> _DATA RECORDS_
===

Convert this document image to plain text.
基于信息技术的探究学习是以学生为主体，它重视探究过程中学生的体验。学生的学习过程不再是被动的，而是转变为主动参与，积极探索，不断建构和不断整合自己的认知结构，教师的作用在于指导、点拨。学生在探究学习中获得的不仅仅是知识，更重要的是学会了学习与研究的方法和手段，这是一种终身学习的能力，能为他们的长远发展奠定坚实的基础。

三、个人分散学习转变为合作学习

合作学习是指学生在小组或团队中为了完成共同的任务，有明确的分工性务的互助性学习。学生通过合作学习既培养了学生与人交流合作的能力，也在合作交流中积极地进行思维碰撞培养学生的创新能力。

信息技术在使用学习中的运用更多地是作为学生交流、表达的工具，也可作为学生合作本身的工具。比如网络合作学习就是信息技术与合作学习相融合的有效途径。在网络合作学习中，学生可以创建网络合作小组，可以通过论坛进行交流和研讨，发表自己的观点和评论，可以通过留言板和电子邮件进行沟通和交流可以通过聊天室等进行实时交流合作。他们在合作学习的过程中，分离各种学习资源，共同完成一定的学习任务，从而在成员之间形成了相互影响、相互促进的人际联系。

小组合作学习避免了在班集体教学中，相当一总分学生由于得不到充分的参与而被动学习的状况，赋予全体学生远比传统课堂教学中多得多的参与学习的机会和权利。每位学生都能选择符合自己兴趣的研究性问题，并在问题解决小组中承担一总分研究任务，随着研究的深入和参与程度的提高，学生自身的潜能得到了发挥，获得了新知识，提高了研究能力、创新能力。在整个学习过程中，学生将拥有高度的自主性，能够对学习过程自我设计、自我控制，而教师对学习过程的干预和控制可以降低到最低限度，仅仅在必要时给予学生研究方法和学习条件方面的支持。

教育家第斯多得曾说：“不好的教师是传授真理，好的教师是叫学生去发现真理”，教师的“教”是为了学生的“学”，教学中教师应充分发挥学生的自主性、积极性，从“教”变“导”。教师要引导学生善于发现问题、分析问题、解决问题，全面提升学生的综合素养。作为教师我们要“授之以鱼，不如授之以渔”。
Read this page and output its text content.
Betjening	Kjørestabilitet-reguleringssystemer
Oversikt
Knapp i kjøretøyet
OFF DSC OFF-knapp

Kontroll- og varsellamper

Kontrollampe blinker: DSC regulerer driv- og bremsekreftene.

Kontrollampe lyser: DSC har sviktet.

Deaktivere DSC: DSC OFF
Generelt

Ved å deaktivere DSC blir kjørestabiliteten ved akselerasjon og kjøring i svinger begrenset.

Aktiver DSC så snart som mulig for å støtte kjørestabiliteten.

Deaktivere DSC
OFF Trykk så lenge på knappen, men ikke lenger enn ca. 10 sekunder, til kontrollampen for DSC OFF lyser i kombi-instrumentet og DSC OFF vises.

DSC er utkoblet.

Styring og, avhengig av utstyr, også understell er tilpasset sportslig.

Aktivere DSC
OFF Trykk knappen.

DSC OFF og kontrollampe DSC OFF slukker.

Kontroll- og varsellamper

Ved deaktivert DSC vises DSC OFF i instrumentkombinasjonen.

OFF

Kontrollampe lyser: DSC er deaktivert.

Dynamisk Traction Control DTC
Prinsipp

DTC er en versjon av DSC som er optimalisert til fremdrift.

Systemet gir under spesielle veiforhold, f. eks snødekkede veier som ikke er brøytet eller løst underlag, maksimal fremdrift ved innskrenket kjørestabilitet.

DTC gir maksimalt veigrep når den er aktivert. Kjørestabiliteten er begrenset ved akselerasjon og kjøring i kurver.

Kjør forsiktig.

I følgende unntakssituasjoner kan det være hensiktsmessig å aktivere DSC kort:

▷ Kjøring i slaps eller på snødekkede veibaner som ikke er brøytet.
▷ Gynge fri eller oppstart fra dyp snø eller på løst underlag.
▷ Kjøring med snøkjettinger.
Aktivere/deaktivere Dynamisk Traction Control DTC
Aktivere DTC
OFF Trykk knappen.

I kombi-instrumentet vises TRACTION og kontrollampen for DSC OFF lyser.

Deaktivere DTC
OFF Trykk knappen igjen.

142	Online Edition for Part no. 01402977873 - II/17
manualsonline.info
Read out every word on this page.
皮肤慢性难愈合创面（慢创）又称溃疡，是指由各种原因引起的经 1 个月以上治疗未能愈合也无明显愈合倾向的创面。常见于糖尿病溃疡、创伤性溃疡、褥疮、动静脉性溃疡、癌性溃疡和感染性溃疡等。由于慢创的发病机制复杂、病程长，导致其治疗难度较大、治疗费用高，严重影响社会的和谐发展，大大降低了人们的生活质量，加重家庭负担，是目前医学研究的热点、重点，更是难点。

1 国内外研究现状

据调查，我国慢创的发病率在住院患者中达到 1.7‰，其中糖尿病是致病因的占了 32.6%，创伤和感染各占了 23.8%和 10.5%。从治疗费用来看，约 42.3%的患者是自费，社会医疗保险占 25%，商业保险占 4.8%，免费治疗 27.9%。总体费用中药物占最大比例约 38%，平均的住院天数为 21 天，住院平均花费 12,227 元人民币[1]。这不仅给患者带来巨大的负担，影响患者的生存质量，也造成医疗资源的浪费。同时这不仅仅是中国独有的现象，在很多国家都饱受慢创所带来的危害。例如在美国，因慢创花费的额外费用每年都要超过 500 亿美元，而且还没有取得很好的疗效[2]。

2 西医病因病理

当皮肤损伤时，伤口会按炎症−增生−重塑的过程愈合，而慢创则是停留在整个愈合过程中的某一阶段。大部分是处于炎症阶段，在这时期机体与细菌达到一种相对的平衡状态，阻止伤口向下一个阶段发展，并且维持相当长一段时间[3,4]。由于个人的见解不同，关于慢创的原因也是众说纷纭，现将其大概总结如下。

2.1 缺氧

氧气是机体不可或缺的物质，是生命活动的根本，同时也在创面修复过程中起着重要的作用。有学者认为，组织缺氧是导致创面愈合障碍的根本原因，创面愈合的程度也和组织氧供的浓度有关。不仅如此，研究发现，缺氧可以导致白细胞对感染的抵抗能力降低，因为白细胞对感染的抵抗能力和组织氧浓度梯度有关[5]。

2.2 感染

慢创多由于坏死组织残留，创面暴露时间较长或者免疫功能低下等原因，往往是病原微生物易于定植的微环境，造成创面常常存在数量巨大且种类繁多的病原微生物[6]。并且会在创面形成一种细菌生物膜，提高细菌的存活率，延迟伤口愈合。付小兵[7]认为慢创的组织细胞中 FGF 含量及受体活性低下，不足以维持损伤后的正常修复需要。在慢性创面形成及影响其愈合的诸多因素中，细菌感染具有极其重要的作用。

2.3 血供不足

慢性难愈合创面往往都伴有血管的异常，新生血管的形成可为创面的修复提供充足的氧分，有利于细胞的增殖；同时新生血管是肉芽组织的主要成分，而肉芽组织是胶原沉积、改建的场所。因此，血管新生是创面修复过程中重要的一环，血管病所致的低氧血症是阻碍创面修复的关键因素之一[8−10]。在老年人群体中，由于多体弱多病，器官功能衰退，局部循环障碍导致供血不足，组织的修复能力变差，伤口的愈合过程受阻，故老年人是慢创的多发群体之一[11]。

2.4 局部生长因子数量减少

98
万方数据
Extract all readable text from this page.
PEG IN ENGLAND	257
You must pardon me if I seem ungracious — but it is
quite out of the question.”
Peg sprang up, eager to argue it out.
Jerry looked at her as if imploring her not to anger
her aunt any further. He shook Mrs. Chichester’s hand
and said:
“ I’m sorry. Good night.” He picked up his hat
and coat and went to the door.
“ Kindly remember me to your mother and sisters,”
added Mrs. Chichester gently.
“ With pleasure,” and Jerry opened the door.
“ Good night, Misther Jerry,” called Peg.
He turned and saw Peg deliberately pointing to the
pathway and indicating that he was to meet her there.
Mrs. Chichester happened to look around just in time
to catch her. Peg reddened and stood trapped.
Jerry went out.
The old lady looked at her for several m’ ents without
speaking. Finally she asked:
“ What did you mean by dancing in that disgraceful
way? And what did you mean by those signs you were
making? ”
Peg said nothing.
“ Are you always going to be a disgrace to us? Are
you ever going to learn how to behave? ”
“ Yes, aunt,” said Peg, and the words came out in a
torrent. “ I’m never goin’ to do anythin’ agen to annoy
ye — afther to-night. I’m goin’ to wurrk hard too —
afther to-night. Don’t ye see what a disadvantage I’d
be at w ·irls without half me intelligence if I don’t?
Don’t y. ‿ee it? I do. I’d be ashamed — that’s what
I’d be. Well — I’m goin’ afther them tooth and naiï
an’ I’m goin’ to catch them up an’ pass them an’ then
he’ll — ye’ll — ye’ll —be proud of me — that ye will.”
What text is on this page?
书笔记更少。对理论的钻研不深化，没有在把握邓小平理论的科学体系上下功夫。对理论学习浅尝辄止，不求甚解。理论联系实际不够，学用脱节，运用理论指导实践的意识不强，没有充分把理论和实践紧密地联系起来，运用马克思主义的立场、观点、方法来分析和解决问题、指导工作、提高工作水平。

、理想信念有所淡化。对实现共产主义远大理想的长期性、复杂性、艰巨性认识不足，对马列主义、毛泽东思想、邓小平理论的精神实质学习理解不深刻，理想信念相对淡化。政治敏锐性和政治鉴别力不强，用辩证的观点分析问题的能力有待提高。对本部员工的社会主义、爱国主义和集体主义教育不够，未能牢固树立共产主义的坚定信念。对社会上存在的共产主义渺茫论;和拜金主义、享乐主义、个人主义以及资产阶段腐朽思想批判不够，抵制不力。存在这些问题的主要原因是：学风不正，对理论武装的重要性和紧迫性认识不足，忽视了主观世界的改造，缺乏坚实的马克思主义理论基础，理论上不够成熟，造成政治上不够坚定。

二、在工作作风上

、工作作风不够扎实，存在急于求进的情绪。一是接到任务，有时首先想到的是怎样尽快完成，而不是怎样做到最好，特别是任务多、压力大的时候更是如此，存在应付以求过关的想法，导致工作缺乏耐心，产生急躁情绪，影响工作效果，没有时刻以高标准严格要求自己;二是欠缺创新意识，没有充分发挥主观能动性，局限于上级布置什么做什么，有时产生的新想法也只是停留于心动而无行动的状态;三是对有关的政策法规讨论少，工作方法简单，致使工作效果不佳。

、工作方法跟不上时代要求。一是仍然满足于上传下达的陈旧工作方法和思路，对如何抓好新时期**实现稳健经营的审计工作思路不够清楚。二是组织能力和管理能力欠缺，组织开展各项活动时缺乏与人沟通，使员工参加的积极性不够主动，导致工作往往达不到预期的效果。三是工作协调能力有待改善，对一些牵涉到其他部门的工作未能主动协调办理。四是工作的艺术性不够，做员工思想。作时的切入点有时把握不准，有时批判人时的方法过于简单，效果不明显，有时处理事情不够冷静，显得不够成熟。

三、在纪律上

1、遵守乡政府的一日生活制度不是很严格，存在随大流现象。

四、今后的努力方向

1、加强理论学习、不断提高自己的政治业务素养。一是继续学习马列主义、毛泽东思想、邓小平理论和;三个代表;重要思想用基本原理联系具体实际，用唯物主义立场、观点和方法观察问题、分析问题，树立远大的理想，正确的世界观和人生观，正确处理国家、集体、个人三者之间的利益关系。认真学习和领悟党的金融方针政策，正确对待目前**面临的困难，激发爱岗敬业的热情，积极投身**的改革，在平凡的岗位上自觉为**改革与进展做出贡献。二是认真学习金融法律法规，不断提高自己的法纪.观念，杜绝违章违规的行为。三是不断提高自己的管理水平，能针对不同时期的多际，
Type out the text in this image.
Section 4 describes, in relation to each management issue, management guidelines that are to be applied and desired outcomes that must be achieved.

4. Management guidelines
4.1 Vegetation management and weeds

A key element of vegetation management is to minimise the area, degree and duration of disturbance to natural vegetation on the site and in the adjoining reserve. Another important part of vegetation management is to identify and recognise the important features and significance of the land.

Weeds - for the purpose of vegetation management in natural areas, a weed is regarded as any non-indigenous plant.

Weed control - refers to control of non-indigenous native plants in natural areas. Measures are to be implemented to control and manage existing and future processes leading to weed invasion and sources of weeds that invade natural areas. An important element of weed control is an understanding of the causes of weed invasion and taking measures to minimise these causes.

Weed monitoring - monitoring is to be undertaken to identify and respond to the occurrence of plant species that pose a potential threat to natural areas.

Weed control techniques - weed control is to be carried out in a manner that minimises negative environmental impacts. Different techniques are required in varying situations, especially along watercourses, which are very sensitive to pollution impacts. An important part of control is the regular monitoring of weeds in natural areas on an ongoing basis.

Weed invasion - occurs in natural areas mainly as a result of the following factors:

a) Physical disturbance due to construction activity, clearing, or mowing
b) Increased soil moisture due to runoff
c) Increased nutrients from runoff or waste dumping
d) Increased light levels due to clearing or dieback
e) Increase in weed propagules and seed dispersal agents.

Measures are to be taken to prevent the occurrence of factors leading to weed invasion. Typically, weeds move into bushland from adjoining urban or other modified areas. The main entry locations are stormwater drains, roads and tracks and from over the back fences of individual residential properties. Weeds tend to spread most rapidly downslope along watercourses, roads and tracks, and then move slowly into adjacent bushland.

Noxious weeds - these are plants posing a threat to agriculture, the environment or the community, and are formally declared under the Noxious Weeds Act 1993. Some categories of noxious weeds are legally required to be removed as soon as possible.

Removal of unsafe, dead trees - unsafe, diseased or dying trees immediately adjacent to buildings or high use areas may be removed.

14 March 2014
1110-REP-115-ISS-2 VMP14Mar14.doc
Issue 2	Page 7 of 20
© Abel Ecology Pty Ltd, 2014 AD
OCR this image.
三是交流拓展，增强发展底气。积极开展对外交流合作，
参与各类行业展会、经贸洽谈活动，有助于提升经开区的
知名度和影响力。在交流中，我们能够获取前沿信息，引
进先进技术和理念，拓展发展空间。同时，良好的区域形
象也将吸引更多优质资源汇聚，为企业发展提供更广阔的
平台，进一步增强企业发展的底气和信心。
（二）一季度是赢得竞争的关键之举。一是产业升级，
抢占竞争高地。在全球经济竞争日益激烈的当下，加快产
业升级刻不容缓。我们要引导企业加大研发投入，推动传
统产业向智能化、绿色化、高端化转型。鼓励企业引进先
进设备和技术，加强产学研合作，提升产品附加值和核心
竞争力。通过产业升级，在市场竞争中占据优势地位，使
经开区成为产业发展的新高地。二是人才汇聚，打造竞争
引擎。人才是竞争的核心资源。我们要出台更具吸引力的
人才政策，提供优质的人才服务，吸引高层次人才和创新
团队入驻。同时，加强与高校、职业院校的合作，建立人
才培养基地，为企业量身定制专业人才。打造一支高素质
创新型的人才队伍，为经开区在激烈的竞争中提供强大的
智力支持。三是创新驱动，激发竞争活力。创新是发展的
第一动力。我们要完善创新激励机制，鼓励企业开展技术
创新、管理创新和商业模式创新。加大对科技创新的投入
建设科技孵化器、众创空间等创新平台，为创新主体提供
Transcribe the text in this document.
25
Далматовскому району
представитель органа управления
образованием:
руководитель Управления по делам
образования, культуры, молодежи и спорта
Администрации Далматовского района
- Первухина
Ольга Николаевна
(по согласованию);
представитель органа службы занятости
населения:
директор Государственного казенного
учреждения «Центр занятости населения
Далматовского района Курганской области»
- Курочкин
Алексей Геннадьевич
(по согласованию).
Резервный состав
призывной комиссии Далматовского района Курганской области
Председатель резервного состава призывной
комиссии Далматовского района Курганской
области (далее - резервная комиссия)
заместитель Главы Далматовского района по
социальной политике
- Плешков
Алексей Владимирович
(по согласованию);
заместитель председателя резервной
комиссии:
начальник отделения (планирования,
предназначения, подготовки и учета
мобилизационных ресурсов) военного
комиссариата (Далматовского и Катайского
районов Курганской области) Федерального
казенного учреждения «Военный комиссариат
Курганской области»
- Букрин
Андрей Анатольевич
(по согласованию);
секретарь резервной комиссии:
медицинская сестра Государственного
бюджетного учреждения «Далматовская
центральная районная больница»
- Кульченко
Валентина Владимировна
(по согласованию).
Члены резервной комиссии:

===

All lines above with "Далматовского" in them should be returned.

Администрации Далматовского района
Далматовского района Курганской области»
призывной комиссии Далматовского района Курганской области
комиссии Далматовского района Курганской
заместитель Главы Далматовского района по
комиссариата (Далматовского и Катайского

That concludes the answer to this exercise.